### [THE DATA]

━━━━━━━━

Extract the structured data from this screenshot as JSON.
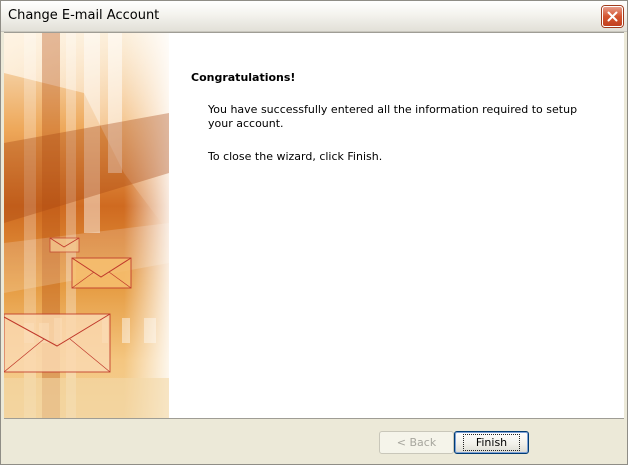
{
  "window": {
    "title": "Change E-mail Account"
  },
  "wizard": {
    "heading": "Congratulations!",
    "message": "You have successfully entered all the information required to setup your account.",
    "instruction": "To close the wizard, click Finish."
  },
  "buttons": {
    "back_label": "< Back",
    "finish_label": "Finish"
  },
  "icons": {
    "close": "close-icon",
    "banner": "envelope-banner-illustration"
  },
  "colors": {
    "close_button": "#d3542f",
    "banner_orange": "#cf6a20",
    "envelope_stroke": "#c0392b"
  }
}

━━━━━━━━

### [GIVEN TASK]
Tally the lines in the entries above that hold the word "Finish". Reply with nothing but that count.

### [EXERCISE ANSWER]
2